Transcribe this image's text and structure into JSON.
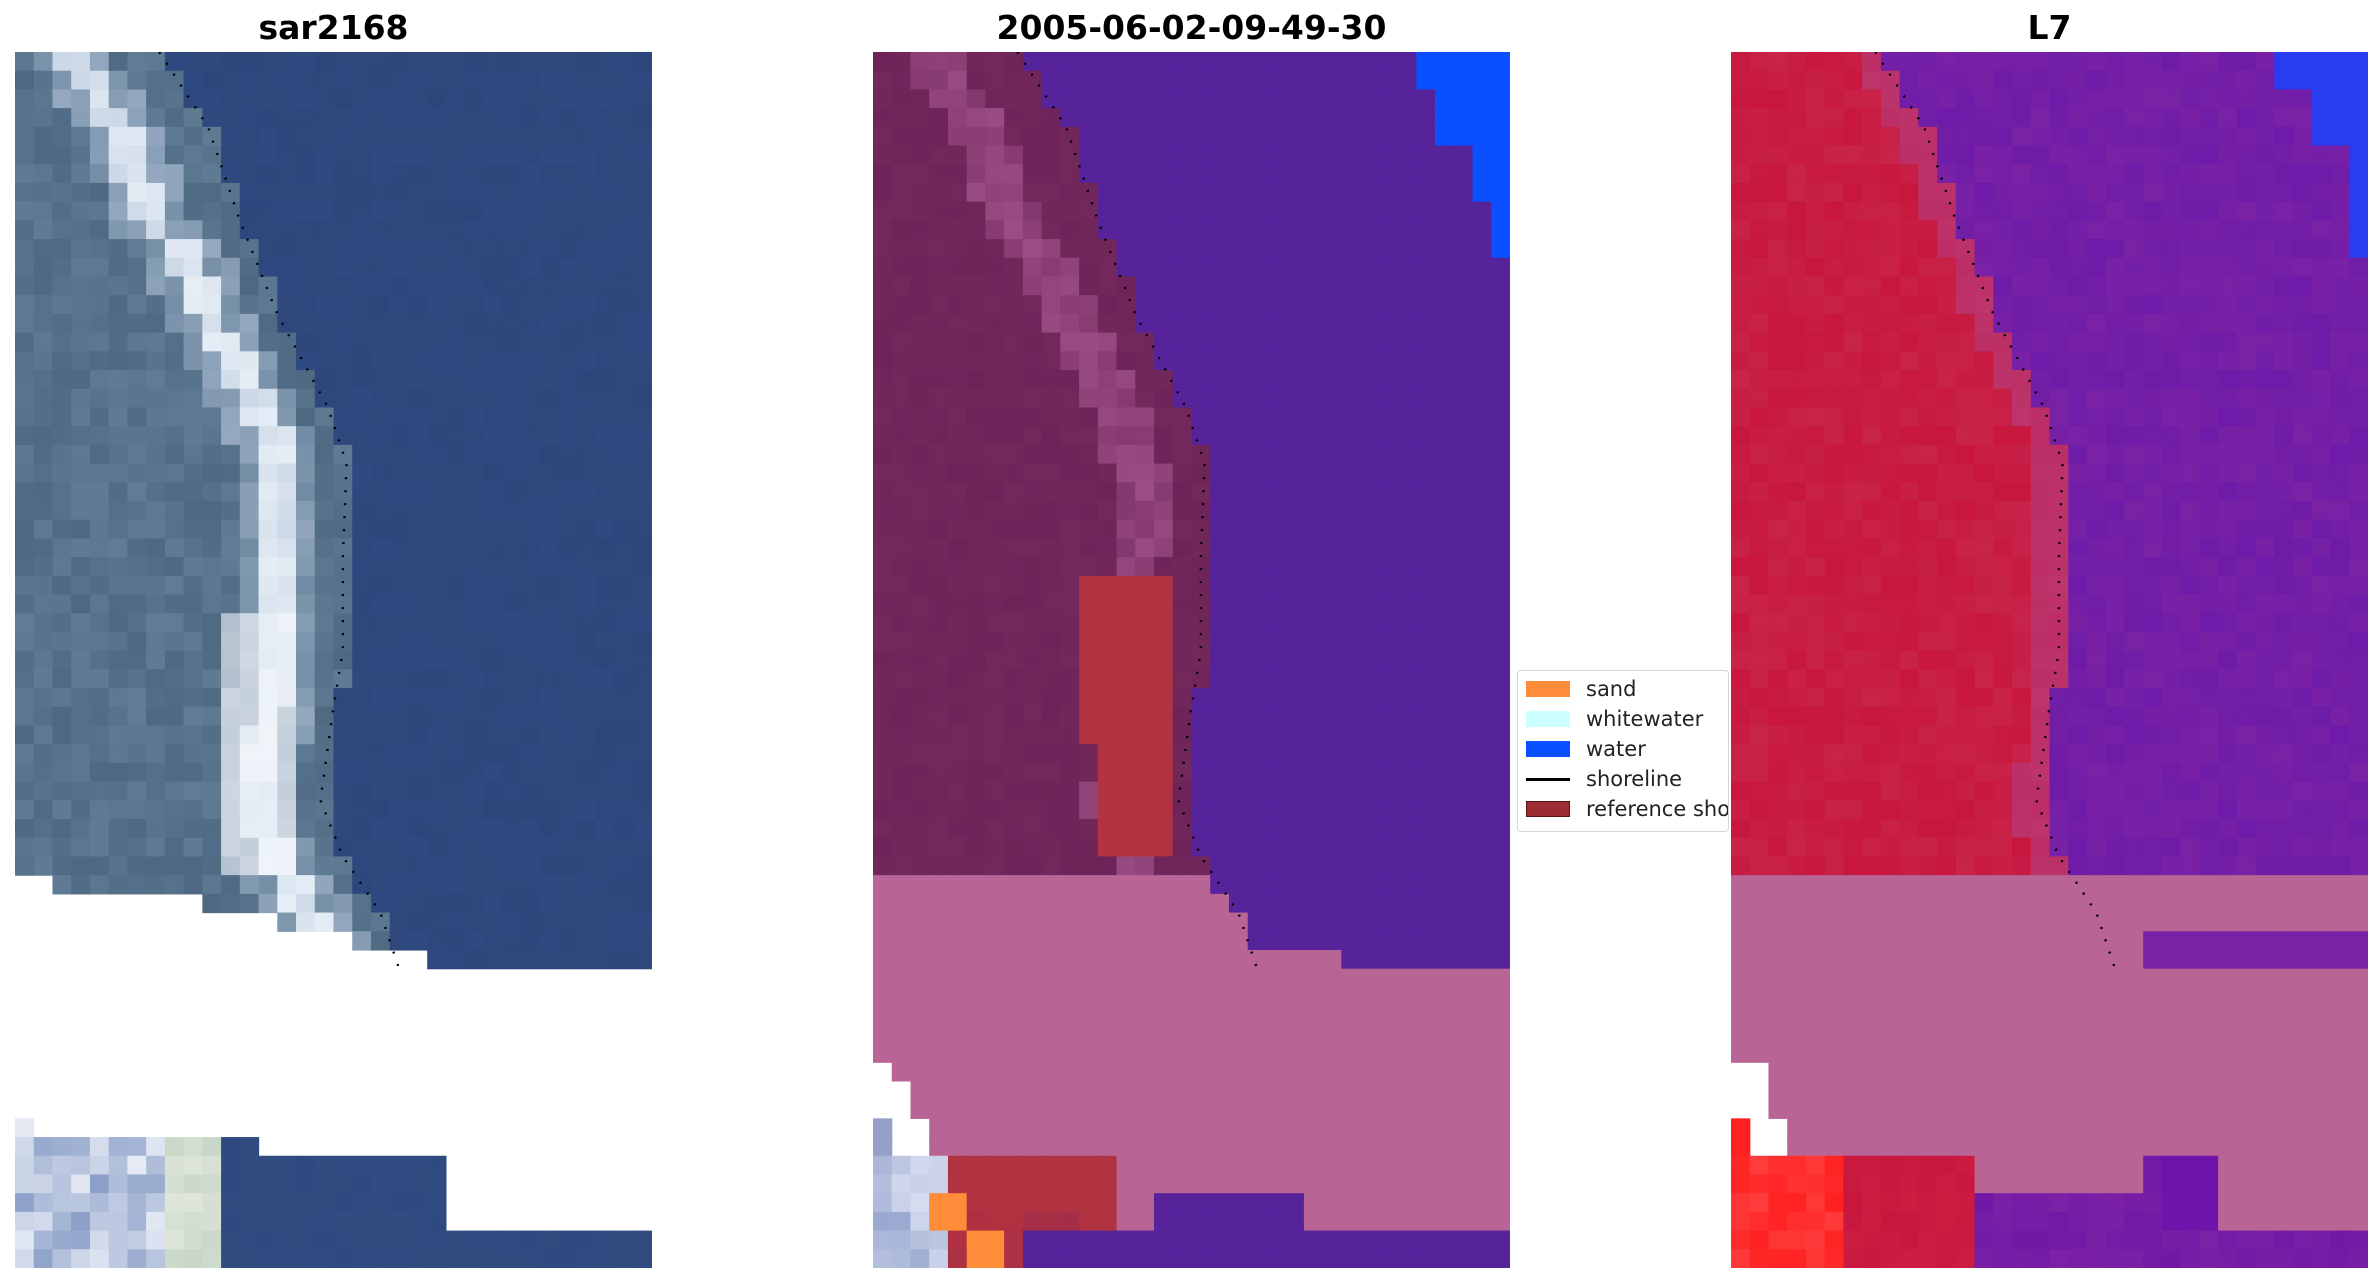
{
  "panels": [
    {
      "title": "sar2168"
    },
    {
      "title": "2005-06-02-09-49-30"
    },
    {
      "title": "L7"
    }
  ],
  "legend": {
    "items": [
      {
        "label": "sand",
        "kind": "patch",
        "color": "#ff8c38"
      },
      {
        "label": "whitewater",
        "kind": "patch",
        "color": "#ccffff"
      },
      {
        "label": "water",
        "kind": "patch",
        "color": "#0a50ff"
      },
      {
        "label": "shoreline",
        "kind": "line",
        "color": "#000000"
      },
      {
        "label": "reference shoreline",
        "kind": "patch",
        "color": "#9b2d33"
      }
    ]
  },
  "chart_data": [
    {
      "type": "image",
      "title": "sar2168",
      "description_colors": {
        "water": "#2f4a80",
        "surf": "#e6eef6",
        "land": "#5f7c94"
      },
      "overlay": "shoreline (dotted black)"
    },
    {
      "type": "image",
      "title": "2005-06-02-09-49-30",
      "classes": [
        "sand",
        "whitewater",
        "water",
        "reference shoreline"
      ],
      "colors": {
        "water_class": "#0a50ff",
        "sea_tint": "#56239b",
        "land_tint": "#6e2458",
        "nodata": "#b86596",
        "sand": "#ff8c38",
        "reference shoreline": "#b13240"
      },
      "overlay": "shoreline (dotted black)"
    },
    {
      "type": "image",
      "title": "L7",
      "colors": {
        "land": "#c8163e",
        "sea": "#7a22a6",
        "nodata": "#b86596",
        "water": "#2a3cf0"
      },
      "overlay": "shoreline (dotted black)"
    }
  ]
}
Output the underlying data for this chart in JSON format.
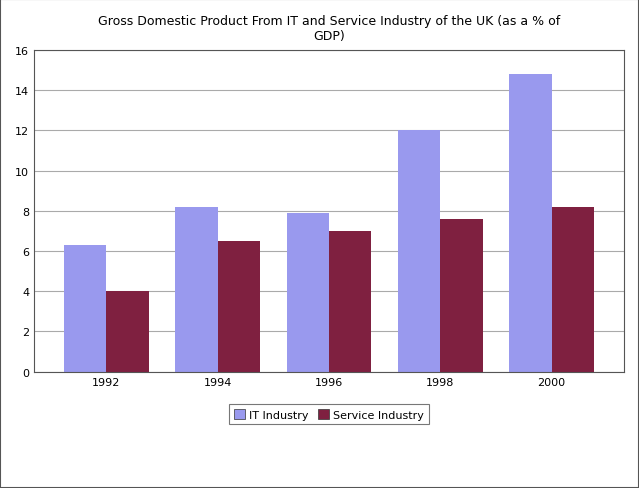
{
  "title": "Gross Domestic Product From IT and Service Industry of the UK (as a % of\nGDP)",
  "years": [
    "1992",
    "1994",
    "1996",
    "1998",
    "2000"
  ],
  "it_values": [
    6.3,
    8.2,
    7.9,
    12.0,
    14.8
  ],
  "service_values": [
    4.0,
    6.5,
    7.0,
    7.6,
    8.2
  ],
  "it_color": "#9999ee",
  "service_color": "#7f2040",
  "ylim": [
    0,
    16
  ],
  "yticks": [
    0,
    2,
    4,
    6,
    8,
    10,
    12,
    14,
    16
  ],
  "bar_width": 0.38,
  "legend_labels": [
    "IT Industry",
    "Service Industry"
  ],
  "background_color": "#ffffff",
  "grid_color": "#aaaaaa",
  "title_fontsize": 9,
  "tick_fontsize": 8,
  "legend_fontsize": 8
}
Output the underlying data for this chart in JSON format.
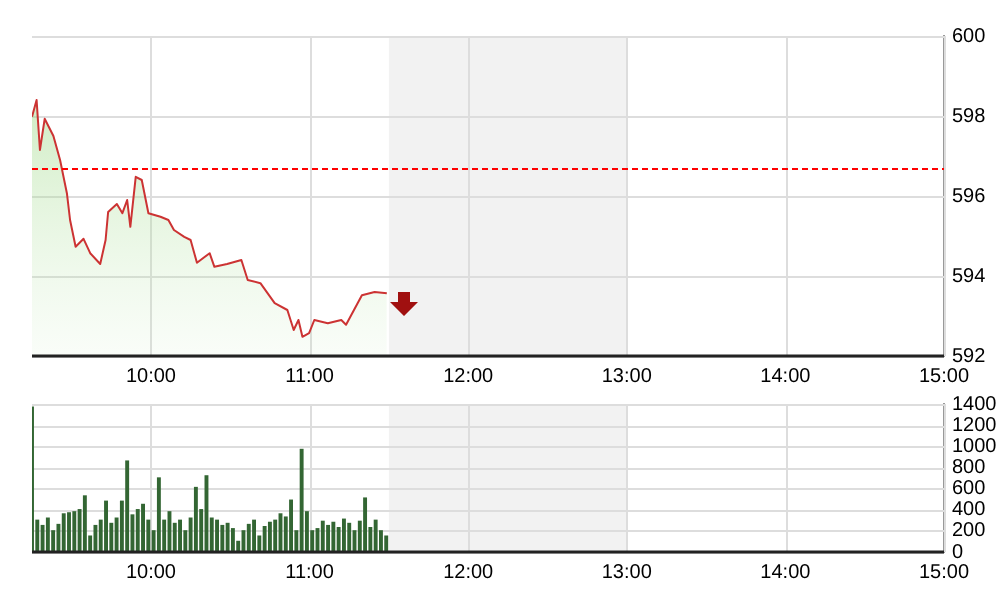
{
  "chart_data": [
    {
      "type": "area",
      "color": "#cc3333",
      "x": [
        9.25,
        9.279,
        9.3,
        9.33,
        9.385,
        9.427,
        9.47,
        9.49,
        9.525,
        9.575,
        9.617,
        9.68,
        9.714,
        9.73,
        9.785,
        9.82,
        9.85,
        9.87,
        9.904,
        9.942,
        9.984,
        10.06,
        10.11,
        10.145,
        10.21,
        10.25,
        10.29,
        10.37,
        10.4,
        10.48,
        10.57,
        10.61,
        10.69,
        10.78,
        10.86,
        10.9,
        10.93,
        10.955,
        10.997,
        11.03,
        11.115,
        11.2,
        11.23,
        11.33,
        11.41,
        11.487
      ],
      "values": [
        597.98,
        598.4,
        597.15,
        597.93,
        597.5,
        596.9,
        596.07,
        595.4,
        594.73,
        594.93,
        594.57,
        594.3,
        594.9,
        595.6,
        595.8,
        595.57,
        595.9,
        595.23,
        596.48,
        596.4,
        595.57,
        595.48,
        595.4,
        595.15,
        594.98,
        594.9,
        594.33,
        594.57,
        594.23,
        594.3,
        594.4,
        593.9,
        593.82,
        593.32,
        593.15,
        592.65,
        592.9,
        592.48,
        592.57,
        592.9,
        592.82,
        592.9,
        592.78,
        593.52,
        593.6,
        593.57
      ],
      "xlim": [
        9.25,
        15
      ],
      "xticks": [
        {
          "value": 10,
          "label": "10:00"
        },
        {
          "value": 11,
          "label": "11:00"
        },
        {
          "value": 12,
          "label": "12:00"
        },
        {
          "value": 13,
          "label": "13:00"
        },
        {
          "value": 14,
          "label": "14:00"
        },
        {
          "value": 15,
          "label": "15:00"
        }
      ],
      "ylim": [
        592,
        600
      ],
      "yticks": [
        592,
        594,
        596,
        598,
        600
      ],
      "grid": true,
      "bands": [
        {
          "axis": "x",
          "from": 11.5,
          "to": 13,
          "color": "#f2f2f2"
        }
      ],
      "ref_lines": [
        {
          "axis": "y",
          "value": 596.7,
          "color": "#ff0000",
          "line_style": "dashed"
        }
      ]
    },
    {
      "type": "bar",
      "color": "#336633",
      "x": [
        9.25,
        9.2833,
        9.3167,
        9.35,
        9.3833,
        9.4167,
        9.45,
        9.4833,
        9.5167,
        9.55,
        9.5833,
        9.6167,
        9.65,
        9.6833,
        9.7167,
        9.75,
        9.7833,
        9.8167,
        9.85,
        9.8833,
        9.9167,
        9.95,
        9.9833,
        10.0167,
        10.05,
        10.0833,
        10.1167,
        10.15,
        10.1833,
        10.2167,
        10.25,
        10.2833,
        10.3167,
        10.35,
        10.3833,
        10.4167,
        10.45,
        10.4833,
        10.5167,
        10.55,
        10.5833,
        10.6167,
        10.65,
        10.6833,
        10.7167,
        10.75,
        10.7833,
        10.8167,
        10.85,
        10.8833,
        10.9167,
        10.95,
        10.9833,
        11.0167,
        11.05,
        11.0833,
        11.1167,
        11.15,
        11.1833,
        11.2167,
        11.25,
        11.2833,
        11.3167,
        11.35,
        11.3833,
        11.4167,
        11.45,
        11.4833
      ],
      "values": [
        1370,
        300,
        250,
        320,
        200,
        260,
        360,
        370,
        380,
        400,
        530,
        150,
        250,
        300,
        480,
        270,
        320,
        480,
        860,
        350,
        400,
        450,
        300,
        200,
        700,
        300,
        380,
        270,
        300,
        200,
        320,
        610,
        400,
        720,
        320,
        300,
        250,
        270,
        220,
        100,
        200,
        260,
        300,
        150,
        240,
        280,
        300,
        360,
        330,
        490,
        200,
        970,
        380,
        200,
        220,
        290,
        250,
        280,
        230,
        310,
        270,
        200,
        290,
        510,
        230,
        300,
        200,
        150
      ],
      "xlim": [
        9.25,
        15
      ],
      "xticks": [
        {
          "value": 10,
          "label": "10:00"
        },
        {
          "value": 11,
          "label": "11:00"
        },
        {
          "value": 12,
          "label": "12:00"
        },
        {
          "value": 13,
          "label": "13:00"
        },
        {
          "value": 14,
          "label": "14:00"
        },
        {
          "value": 15,
          "label": "15:00"
        }
      ],
      "ylim": [
        0,
        1400
      ],
      "yticks": [
        0,
        200,
        400,
        600,
        800,
        1000,
        1200,
        1400
      ],
      "grid": true,
      "bands": [
        {
          "axis": "x",
          "from": 11.5,
          "to": 13,
          "color": "#f2f2f2"
        }
      ]
    }
  ]
}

- - -

EXERCISE REQUIREMENTS => Leave out the pictures and return every record word for word.

ANSWER FOR THIS EXERCISE =>
Transcribe this image's text and structure into JSON.
{
  "panels": [
    {
      "title": "sar2168"
    },
    {
      "title": "2005-06-02-09-49-30"
    },
    {
      "title": "L7"
    }
  ],
  "legend": {
    "items": [
      {
        "label": "sand",
        "kind": "patch",
        "color": "#ff8c38"
      },
      {
        "label": "whitewater",
        "kind": "patch",
        "color": "#ccffff"
      },
      {
        "label": "water",
        "kind": "patch",
        "color": "#0a50ff"
      },
      {
        "label": "shoreline",
        "kind": "line",
        "color": "#000000"
      },
      {
        "label": "reference shoreline",
        "kind": "patch",
        "color": "#9b2d33"
      }
    ]
  },
  "chart_data": [
    {
      "type": "image",
      "title": "sar2168",
      "description_colors": {
        "water": "#2f4a80",
        "surf": "#e6eef6",
        "land": "#5f7c94"
      },
      "overlay": "shoreline (dotted black)"
    },
    {
      "type": "image",
      "title": "2005-06-02-09-49-30",
      "classes": [
        "sand",
        "whitewater",
        "water",
        "reference shoreline"
      ],
      "colors": {
        "water_class": "#0a50ff",
        "sea_tint": "#56239b",
        "land_tint": "#6e2458",
        "nodata": "#b86596",
        "sand": "#ff8c38",
        "reference shoreline": "#b13240"
      },
      "overlay": "shoreline (dotted black)"
    },
    {
      "type": "image",
      "title": "L7",
      "colors": {
        "land": "#c8163e",
        "sea": "#7a22a6",
        "nodata": "#b86596",
        "water": "#2a3cf0"
      },
      "overlay": "shoreline (dotted black)"
    }
  ]
}
Output the underlying data for this chart in JSON format.
{
  "title": "Gross Domestic Product From IT and Service Industry of the UK (as a % of\nGDP)",
  "years": [
    "1992",
    "1994",
    "1996",
    "1998",
    "2000"
  ],
  "it_values": [
    6.3,
    8.2,
    7.9,
    12.0,
    14.8
  ],
  "service_values": [
    4.0,
    6.5,
    7.0,
    7.6,
    8.2
  ],
  "it_color": "#9999ee",
  "service_color": "#7f2040",
  "ylim": [
    0,
    16
  ],
  "yticks": [
    0,
    2,
    4,
    6,
    8,
    10,
    12,
    14,
    16
  ],
  "bar_width": 0.38,
  "legend_labels": [
    "IT Industry",
    "Service Industry"
  ],
  "background_color": "#ffffff",
  "grid_color": "#aaaaaa",
  "title_fontsize": 9,
  "tick_fontsize": 8,
  "legend_fontsize": 8
}
Output the underlying data for this chart in JSON format.
{
  "chart_data": [
    {
      "type": "area",
      "color": "#cc3333",
      "x": [
        9.25,
        9.279,
        9.3,
        9.33,
        9.385,
        9.427,
        9.47,
        9.49,
        9.525,
        9.575,
        9.617,
        9.68,
        9.714,
        9.73,
        9.785,
        9.82,
        9.85,
        9.87,
        9.904,
        9.942,
        9.984,
        10.06,
        10.11,
        10.145,
        10.21,
        10.25,
        10.29,
        10.37,
        10.4,
        10.48,
        10.57,
        10.61,
        10.69,
        10.78,
        10.86,
        10.9,
        10.93,
        10.955,
        10.997,
        11.03,
        11.115,
        11.2,
        11.23,
        11.33,
        11.41,
        11.487
      ],
      "values": [
        597.98,
        598.4,
        597.15,
        597.93,
        597.5,
        596.9,
        596.07,
        595.4,
        594.73,
        594.93,
        594.57,
        594.3,
        594.9,
        595.6,
        595.8,
        595.57,
        595.9,
        595.23,
        596.48,
        596.4,
        595.57,
        595.48,
        595.4,
        595.15,
        594.98,
        594.9,
        594.33,
        594.57,
        594.23,
        594.3,
        594.4,
        593.9,
        593.82,
        593.32,
        593.15,
        592.65,
        592.9,
        592.48,
        592.57,
        592.9,
        592.82,
        592.9,
        592.78,
        593.52,
        593.6,
        593.57
      ],
      "xlim": [
        9.25,
        15
      ],
      "xticks": [
        {
          "value": 10,
          "label": "10:00"
        },
        {
          "value": 11,
          "label": "11:00"
        },
        {
          "value": 12,
          "label": "12:00"
        },
        {
          "value": 13,
          "label": "13:00"
        },
        {
          "value": 14,
          "label": "14:00"
        },
        {
          "value": 15,
          "label": "15:00"
        }
      ],
      "ylim": [
        592,
        600
      ],
      "yticks": [
        592,
        594,
        596,
        598,
        600
      ],
      "grid": true,
      "bands": [
        {
          "axis": "x",
          "from": 11.5,
          "to": 13,
          "color": "#f2f2f2"
        }
      ],
      "ref_lines": [
        {
          "axis": "y",
          "value": 596.7,
          "color": "#ff0000",
          "line_style": "dashed"
        }
      ]
    },
    {
      "type": "bar",
      "color": "#336633",
      "x": [
        9.25,
        9.2833,
        9.3167,
        9.35,
        9.3833,
        9.4167,
        9.45,
        9.4833,
        9.5167,
        9.55,
        9.5833,
        9.6167,
        9.65,
        9.6833,
        9.7167,
        9.75,
        9.7833,
        9.8167,
        9.85,
        9.8833,
        9.9167,
        9.95,
        9.9833,
        10.0167,
        10.05,
        10.0833,
        10.1167,
        10.15,
        10.1833,
        10.2167,
        10.25,
        10.2833,
        10.3167,
        10.35,
        10.3833,
        10.4167,
        10.45,
        10.4833,
        10.5167,
        10.55,
        10.5833,
        10.6167,
        10.65,
        10.6833,
        10.7167,
        10.75,
        10.7833,
        10.8167,
        10.85,
        10.8833,
        10.9167,
        10.95,
        10.9833,
        11.0167,
        11.05,
        11.0833,
        11.1167,
        11.15,
        11.1833,
        11.2167,
        11.25,
        11.2833,
        11.3167,
        11.35,
        11.3833,
        11.4167,
        11.45,
        11.4833
      ],
      "values": [
        1370,
        300,
        250,
        320,
        200,
        260,
        360,
        370,
        380,
        400,
        530,
        150,
        250,
        300,
        480,
        270,
        320,
        480,
        860,
        350,
        400,
        450,
        300,
        200,
        700,
        300,
        380,
        270,
        300,
        200,
        320,
        610,
        400,
        720,
        320,
        300,
        250,
        270,
        220,
        100,
        200,
        260,
        300,
        150,
        240,
        280,
        300,
        360,
        330,
        490,
        200,
        970,
        380,
        200,
        220,
        290,
        250,
        280,
        230,
        310,
        270,
        200,
        290,
        510,
        230,
        300,
        200,
        150
      ],
      "xlim": [
        9.25,
        15
      ],
      "xticks": [
        {
          "value": 10,
          "label": "10:00"
        },
        {
          "value": 11,
          "label": "11:00"
        },
        {
          "value": 12,
          "label": "12:00"
        },
        {
          "value": 13,
          "label": "13:00"
        },
        {
          "value": 14,
          "label": "14:00"
        },
        {
          "value": 15,
          "label": "15:00"
        }
      ],
      "ylim": [
        0,
        1400
      ],
      "yticks": [
        0,
        200,
        400,
        600,
        800,
        1000,
        1200,
        1400
      ],
      "grid": true,
      "bands": [
        {
          "axis": "x",
          "from": 11.5,
          "to": 13,
          "color": "#f2f2f2"
        }
      ]
    }
  ]
}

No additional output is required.